→ Task requirements
Scan the entries below and count the lines holding the string "image". Supply only the number.

→ Stored dataset items
# # # # #
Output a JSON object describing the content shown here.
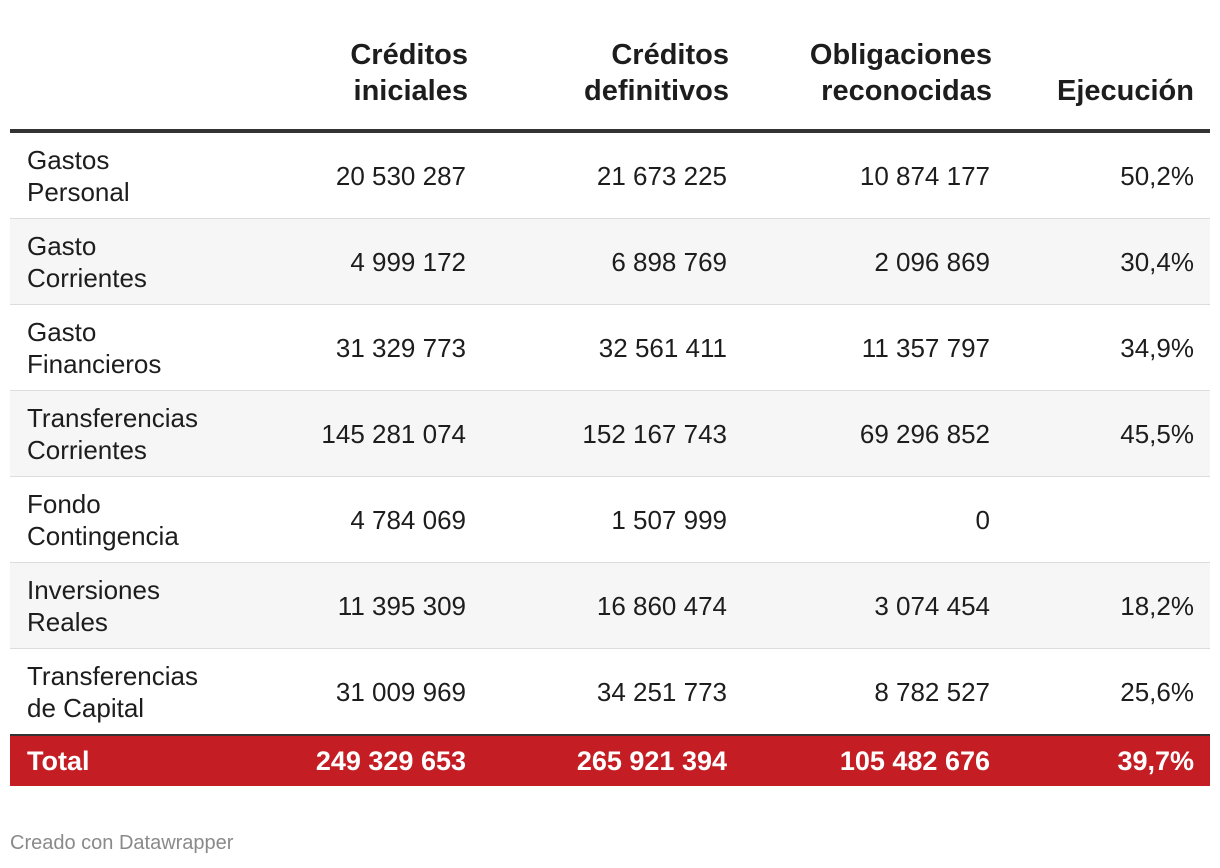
{
  "chart_data": {
    "type": "table",
    "columns": [
      "",
      "Créditos\niniciales",
      "Créditos\ndefinitivos",
      "Obligaciones\nreconocidas",
      "Ejecución"
    ],
    "rows": [
      {
        "label": "Gastos\nPersonal",
        "values": [
          "20 530 287",
          "21 673 225",
          "10 874 177",
          "50,2%"
        ]
      },
      {
        "label": "Gasto\nCorrientes",
        "values": [
          "4 999 172",
          "6 898 769",
          "2 096 869",
          "30,4%"
        ]
      },
      {
        "label": "Gasto\nFinancieros",
        "values": [
          "31 329 773",
          "32 561 411",
          "11 357 797",
          "34,9%"
        ]
      },
      {
        "label": "Transferencias\nCorrientes",
        "values": [
          "145 281 074",
          "152 167 743",
          "69 296 852",
          "45,5%"
        ]
      },
      {
        "label": "Fondo\nContingencia",
        "values": [
          "4 784 069",
          "1 507 999",
          "0",
          ""
        ]
      },
      {
        "label": "Inversiones\nReales",
        "values": [
          "11 395 309",
          "16 860 474",
          "3 074 454",
          "18,2%"
        ]
      },
      {
        "label": "Transferencias\nde Capital",
        "values": [
          "31 009 969",
          "34 251 773",
          "8 782 527",
          "25,6%"
        ]
      }
    ],
    "total": {
      "label": "Total",
      "values": [
        "249 329 653",
        "265 921 394",
        "105 482 676",
        "39,7%"
      ]
    },
    "colors": {
      "total_bg": "#c41e24",
      "alt_row_bg": "#f6f6f6"
    }
  },
  "footer": {
    "credit": "Creado con Datawrapper"
  }
}
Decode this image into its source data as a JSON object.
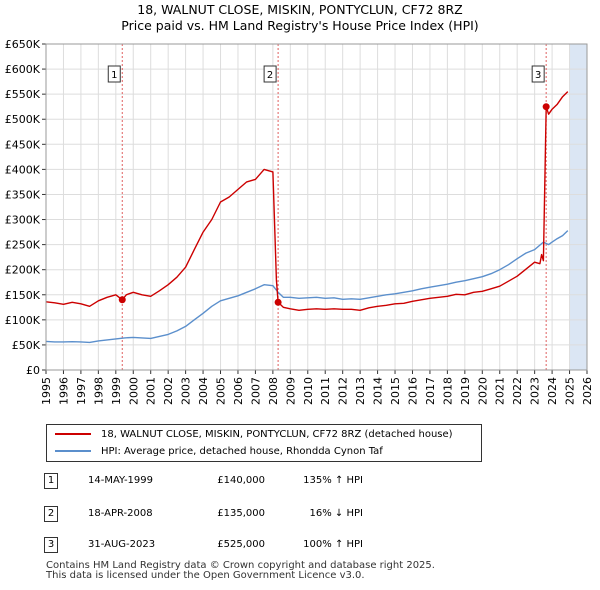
{
  "title_line1": "18, WALNUT CLOSE, MISKIN, PONTYCLUN, CF72 8RZ",
  "title_line2": "Price paid vs. HM Land Registry's House Price Index (HPI)",
  "colors": {
    "property_line": "#cc0000",
    "hpi_line": "#5b8fcc",
    "future_shade": "#dbe6f4",
    "grid": "#dddddd",
    "marker_line": "#e06060"
  },
  "chart_data": {
    "type": "line",
    "title": "Price paid vs. HM Land Registry's House Price Index (HPI)",
    "xlabel": "",
    "ylabel": "",
    "xlim": [
      1995,
      2026
    ],
    "ylim": [
      0,
      650000
    ],
    "y_ticks": [
      0,
      50000,
      100000,
      150000,
      200000,
      250000,
      300000,
      350000,
      400000,
      450000,
      500000,
      550000,
      600000,
      650000
    ],
    "y_tick_labels": [
      "£0",
      "£50K",
      "£100K",
      "£150K",
      "£200K",
      "£250K",
      "£300K",
      "£350K",
      "£400K",
      "£450K",
      "£500K",
      "£550K",
      "£600K",
      "£650K"
    ],
    "x_ticks": [
      1995,
      1996,
      1997,
      1998,
      1999,
      2000,
      2001,
      2002,
      2003,
      2004,
      2005,
      2006,
      2007,
      2008,
      2009,
      2010,
      2011,
      2012,
      2013,
      2014,
      2015,
      2016,
      2017,
      2018,
      2019,
      2020,
      2021,
      2022,
      2023,
      2024,
      2025,
      2026
    ],
    "grid": true,
    "future_from": 2025.0,
    "series": [
      {
        "name": "18, WALNUT CLOSE, MISKIN, PONTYCLUN, CF72 8RZ (detached house)",
        "color": "#cc0000",
        "x": [
          1995.0,
          1995.5,
          1996.0,
          1996.5,
          1997.0,
          1997.5,
          1998.0,
          1998.5,
          1999.0,
          1999.37,
          1999.6,
          2000.0,
          2000.5,
          2001.0,
          2001.5,
          2002.0,
          2002.5,
          2003.0,
          2003.5,
          2004.0,
          2004.5,
          2005.0,
          2005.5,
          2006.0,
          2006.5,
          2007.0,
          2007.5,
          2008.0,
          2008.2,
          2008.3,
          2008.6,
          2009.0,
          2009.5,
          2010.0,
          2010.5,
          2011.0,
          2011.5,
          2012.0,
          2012.5,
          2013.0,
          2013.5,
          2014.0,
          2014.5,
          2015.0,
          2015.5,
          2016.0,
          2016.5,
          2017.0,
          2017.5,
          2018.0,
          2018.5,
          2019.0,
          2019.5,
          2020.0,
          2020.5,
          2021.0,
          2021.5,
          2022.0,
          2022.5,
          2023.0,
          2023.3,
          2023.4,
          2023.5,
          2023.66,
          2023.8,
          2024.0,
          2024.3,
          2024.6,
          2024.9
        ],
        "values": [
          136000,
          134000,
          131000,
          135000,
          132000,
          127000,
          138000,
          145000,
          150000,
          140000,
          150000,
          155000,
          150000,
          147000,
          158000,
          170000,
          185000,
          205000,
          240000,
          275000,
          300000,
          335000,
          345000,
          360000,
          375000,
          380000,
          400000,
          395000,
          180000,
          135000,
          125000,
          122000,
          119000,
          121000,
          122000,
          121000,
          122000,
          121000,
          121000,
          119000,
          124000,
          127000,
          129000,
          132000,
          133000,
          137000,
          140000,
          143000,
          145000,
          147000,
          151000,
          150000,
          155000,
          157000,
          162000,
          167000,
          177000,
          187000,
          201000,
          215000,
          212000,
          230000,
          218000,
          525000,
          510000,
          520000,
          530000,
          545000,
          555000
        ]
      },
      {
        "name": "HPI: Average price, detached house, Rhondda Cynon Taf",
        "color": "#5b8fcc",
        "x": [
          1995.0,
          1995.5,
          1996.0,
          1996.5,
          1997.0,
          1997.5,
          1998.0,
          1998.5,
          1999.0,
          1999.5,
          2000.0,
          2000.5,
          2001.0,
          2001.5,
          2002.0,
          2002.5,
          2003.0,
          2003.5,
          2004.0,
          2004.5,
          2005.0,
          2005.5,
          2006.0,
          2006.5,
          2007.0,
          2007.5,
          2008.0,
          2008.3,
          2008.6,
          2009.0,
          2009.5,
          2010.0,
          2010.5,
          2011.0,
          2011.5,
          2012.0,
          2012.5,
          2013.0,
          2013.5,
          2014.0,
          2014.5,
          2015.0,
          2015.5,
          2016.0,
          2016.5,
          2017.0,
          2017.5,
          2018.0,
          2018.5,
          2019.0,
          2019.5,
          2020.0,
          2020.5,
          2021.0,
          2021.5,
          2022.0,
          2022.5,
          2023.0,
          2023.5,
          2023.8,
          2024.0,
          2024.3,
          2024.6,
          2024.9
        ],
        "values": [
          57000,
          56000,
          56000,
          56500,
          56000,
          55000,
          58000,
          60000,
          62000,
          64000,
          65000,
          64000,
          63000,
          67000,
          71000,
          78000,
          87000,
          100000,
          113000,
          127000,
          138000,
          143000,
          148000,
          155000,
          162000,
          170000,
          168000,
          155000,
          145000,
          145000,
          143000,
          144000,
          145000,
          143000,
          144000,
          141000,
          142000,
          141000,
          144000,
          147000,
          150000,
          152000,
          155000,
          158000,
          162000,
          165000,
          168000,
          171000,
          175000,
          178000,
          182000,
          186000,
          192000,
          200000,
          210000,
          222000,
          233000,
          240000,
          255000,
          250000,
          255000,
          262000,
          268000,
          278000
        ]
      }
    ],
    "sale_markers": [
      {
        "label": "1",
        "x": 1999.37,
        "value": 140000
      },
      {
        "label": "2",
        "x": 2008.3,
        "value": 135000
      },
      {
        "label": "3",
        "x": 2023.66,
        "value": 525000
      }
    ]
  },
  "legend": {
    "property_label": "18, WALNUT CLOSE, MISKIN, PONTYCLUN, CF72 8RZ (detached house)",
    "hpi_label": "HPI: Average price, detached house, Rhondda Cynon Taf"
  },
  "sales": [
    {
      "num": "1",
      "date": "14-MAY-1999",
      "price": "£140,000",
      "hpi": "135% ↑ HPI"
    },
    {
      "num": "2",
      "date": "18-APR-2008",
      "price": "£135,000",
      "hpi": "16% ↓ HPI"
    },
    {
      "num": "3",
      "date": "31-AUG-2023",
      "price": "£525,000",
      "hpi": "100% ↑ HPI"
    }
  ],
  "footer_line1": "Contains HM Land Registry data © Crown copyright and database right 2025.",
  "footer_line2": "This data is licensed under the Open Government Licence v3.0."
}
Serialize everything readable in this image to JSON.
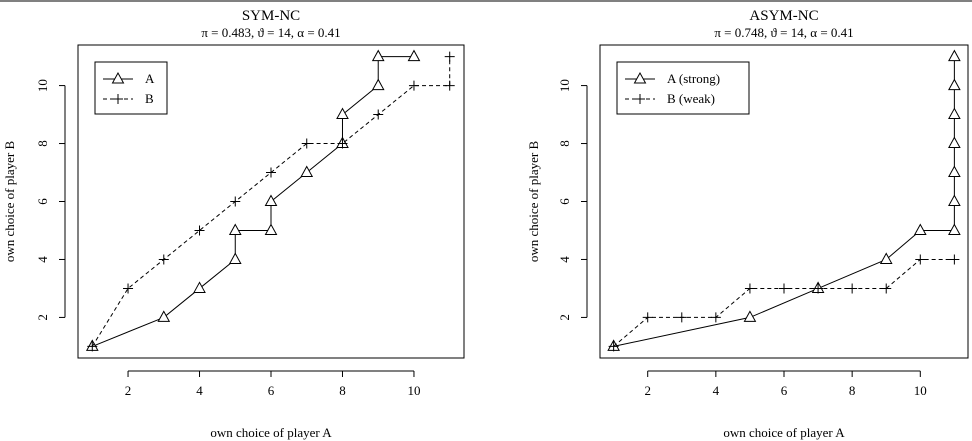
# # # # #
→ Answer in full
2